## TASK REQUIREMENTS
What is needed here is an exact copy of every entry.

## EXERCISE DATA
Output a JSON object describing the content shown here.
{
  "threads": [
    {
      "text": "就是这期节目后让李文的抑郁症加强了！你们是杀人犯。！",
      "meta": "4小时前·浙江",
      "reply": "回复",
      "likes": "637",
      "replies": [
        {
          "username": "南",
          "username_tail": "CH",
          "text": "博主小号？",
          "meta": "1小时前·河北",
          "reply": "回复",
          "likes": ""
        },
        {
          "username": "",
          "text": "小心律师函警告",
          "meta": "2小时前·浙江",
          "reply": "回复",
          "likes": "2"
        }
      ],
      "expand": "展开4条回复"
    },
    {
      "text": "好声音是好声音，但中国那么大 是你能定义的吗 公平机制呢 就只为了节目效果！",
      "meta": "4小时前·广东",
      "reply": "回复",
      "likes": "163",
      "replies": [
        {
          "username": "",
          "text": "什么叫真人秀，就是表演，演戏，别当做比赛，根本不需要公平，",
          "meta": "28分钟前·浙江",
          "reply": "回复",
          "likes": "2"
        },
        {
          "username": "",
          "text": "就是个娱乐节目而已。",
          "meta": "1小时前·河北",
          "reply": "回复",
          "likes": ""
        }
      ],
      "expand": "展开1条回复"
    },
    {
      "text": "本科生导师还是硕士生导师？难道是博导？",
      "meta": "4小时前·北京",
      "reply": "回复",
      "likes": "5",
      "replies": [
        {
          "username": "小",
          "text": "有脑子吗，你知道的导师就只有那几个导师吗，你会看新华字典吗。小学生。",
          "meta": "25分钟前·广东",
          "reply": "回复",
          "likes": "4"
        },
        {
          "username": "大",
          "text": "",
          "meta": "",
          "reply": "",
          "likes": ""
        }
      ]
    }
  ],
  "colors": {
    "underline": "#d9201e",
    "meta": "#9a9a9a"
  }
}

## OUTPUT FOR THIS TASK
Output a JSON object describing the content shown here.
{
  "threads": [
    {
      "text": "就是这期节目后让李文的抑郁症加强了！你们是杀人犯。！",
      "meta": "4小时前·浙江",
      "reply": "回复",
      "likes": "637",
      "replies": [
        {
          "username": "南",
          "username_tail": "CH",
          "text": "博主小号？",
          "meta": "1小时前·河北",
          "reply": "回复",
          "likes": ""
        },
        {
          "username": "",
          "text": "小心律师函警告",
          "meta": "2小时前·浙江",
          "reply": "回复",
          "likes": "2"
        }
      ],
      "expand": "展开4条回复"
    },
    {
      "text": "好声音是好声音，但中国那么大 是你能定义的吗 公平机制呢 就只为了节目效果！",
      "meta": "4小时前·广东",
      "reply": "回复",
      "likes": "163",
      "replies": [
        {
          "username": "",
          "text": "什么叫真人秀，就是表演，演戏，别当做比赛，根本不需要公平，",
          "meta": "28分钟前·浙江",
          "reply": "回复",
          "likes": "2"
        },
        {
          "username": "",
          "text": "就是个娱乐节目而已。",
          "meta": "1小时前·河北",
          "reply": "回复",
          "likes": ""
        }
      ],
      "expand": "展开1条回复"
    },
    {
      "text": "本科生导师还是硕士生导师？难道是博导？",
      "meta": "4小时前·北京",
      "reply": "回复",
      "likes": "5",
      "replies": [
        {
          "username": "小",
          "text": "有脑子吗，你知道的导师就只有那几个导师吗，你会看新华字典吗。小学生。",
          "meta": "25分钟前·广东",
          "reply": "回复",
          "likes": "4"
        },
        {
          "username": "大",
          "text": "",
          "meta": "",
          "reply": "",
          "likes": ""
        }
      ]
    }
  ],
  "colors": {
    "underline": "#d9201e",
    "meta": "#9a9a9a"
  }
}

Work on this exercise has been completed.